#### Material provided:
__________

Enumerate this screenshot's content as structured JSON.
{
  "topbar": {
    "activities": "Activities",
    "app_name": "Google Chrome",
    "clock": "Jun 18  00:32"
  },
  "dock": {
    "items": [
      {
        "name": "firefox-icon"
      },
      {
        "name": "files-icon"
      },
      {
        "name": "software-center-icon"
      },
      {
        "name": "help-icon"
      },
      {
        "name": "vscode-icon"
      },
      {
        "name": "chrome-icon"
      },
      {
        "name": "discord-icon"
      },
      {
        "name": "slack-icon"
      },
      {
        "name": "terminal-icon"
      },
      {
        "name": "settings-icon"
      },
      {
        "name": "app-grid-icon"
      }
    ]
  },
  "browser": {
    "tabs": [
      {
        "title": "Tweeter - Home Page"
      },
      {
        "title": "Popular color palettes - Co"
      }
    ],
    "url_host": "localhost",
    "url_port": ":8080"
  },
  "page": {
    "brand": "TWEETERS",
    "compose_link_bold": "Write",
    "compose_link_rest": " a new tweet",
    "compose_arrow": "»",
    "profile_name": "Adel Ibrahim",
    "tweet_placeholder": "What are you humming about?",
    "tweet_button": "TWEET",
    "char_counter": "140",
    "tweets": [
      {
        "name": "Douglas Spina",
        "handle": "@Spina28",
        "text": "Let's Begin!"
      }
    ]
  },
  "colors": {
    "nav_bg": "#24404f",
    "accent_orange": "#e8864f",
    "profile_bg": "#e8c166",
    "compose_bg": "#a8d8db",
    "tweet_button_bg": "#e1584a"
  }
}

__________

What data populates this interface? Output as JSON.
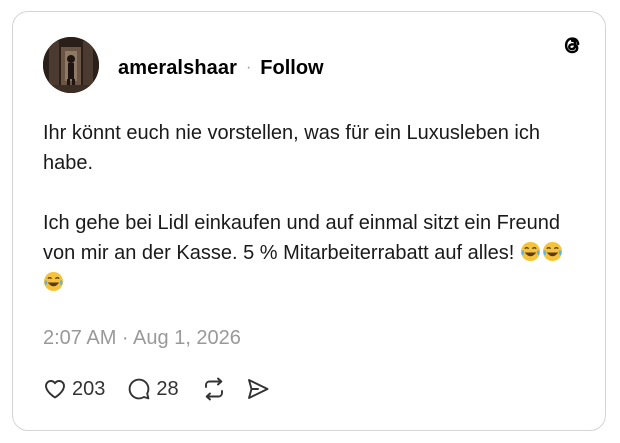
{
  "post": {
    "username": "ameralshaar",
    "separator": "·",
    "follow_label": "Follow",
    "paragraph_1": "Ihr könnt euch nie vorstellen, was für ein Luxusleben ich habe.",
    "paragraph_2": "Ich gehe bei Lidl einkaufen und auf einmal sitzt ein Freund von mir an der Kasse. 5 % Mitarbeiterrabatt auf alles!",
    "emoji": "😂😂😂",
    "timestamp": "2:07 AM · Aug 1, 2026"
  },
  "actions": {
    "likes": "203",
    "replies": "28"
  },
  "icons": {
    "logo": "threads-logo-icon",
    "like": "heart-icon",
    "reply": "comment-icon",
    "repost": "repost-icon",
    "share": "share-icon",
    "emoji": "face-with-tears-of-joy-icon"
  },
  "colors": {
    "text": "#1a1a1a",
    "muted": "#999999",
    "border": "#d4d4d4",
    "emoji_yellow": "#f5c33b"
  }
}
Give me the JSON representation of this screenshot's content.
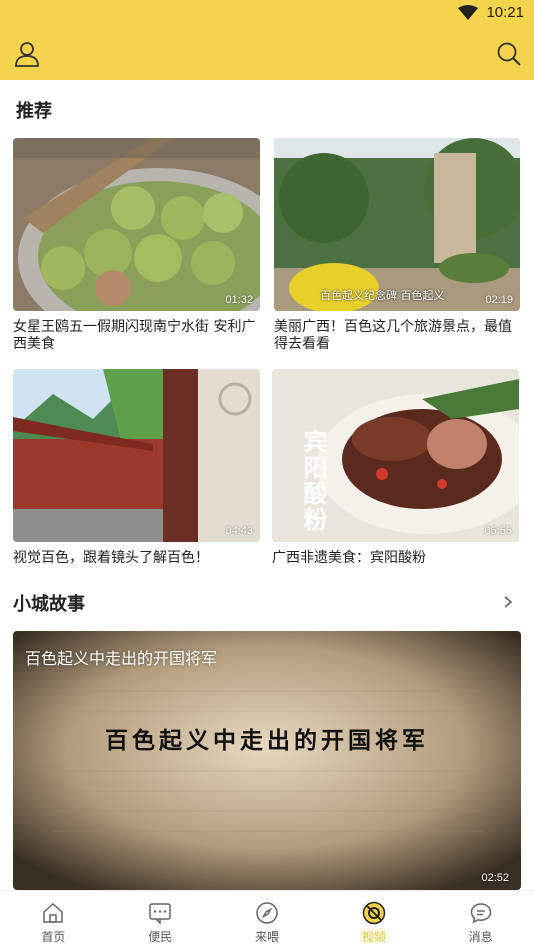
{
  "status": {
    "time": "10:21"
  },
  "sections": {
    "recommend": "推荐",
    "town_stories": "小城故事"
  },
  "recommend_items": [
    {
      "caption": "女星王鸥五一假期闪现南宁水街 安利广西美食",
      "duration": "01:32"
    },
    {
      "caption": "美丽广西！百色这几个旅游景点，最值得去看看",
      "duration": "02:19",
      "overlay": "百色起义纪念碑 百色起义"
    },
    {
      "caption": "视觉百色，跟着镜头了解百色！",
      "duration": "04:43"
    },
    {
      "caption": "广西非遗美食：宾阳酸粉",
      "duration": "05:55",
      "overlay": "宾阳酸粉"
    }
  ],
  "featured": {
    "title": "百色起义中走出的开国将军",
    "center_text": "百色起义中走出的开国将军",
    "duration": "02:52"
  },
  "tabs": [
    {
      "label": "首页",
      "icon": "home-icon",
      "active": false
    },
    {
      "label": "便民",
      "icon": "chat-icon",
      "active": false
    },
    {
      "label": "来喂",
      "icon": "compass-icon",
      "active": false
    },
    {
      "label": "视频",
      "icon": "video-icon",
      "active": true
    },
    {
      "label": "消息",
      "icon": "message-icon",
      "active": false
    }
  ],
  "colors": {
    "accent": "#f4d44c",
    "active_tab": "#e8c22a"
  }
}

__________

#### What to produce:
Your task is to gather all lines from the entries above that hold the word "duration".

#### Task answer:
      "duration": "01:32"
      "duration": "02:19",
      "duration": "04:43"
      "duration": "05:55",
    "duration": "02:52"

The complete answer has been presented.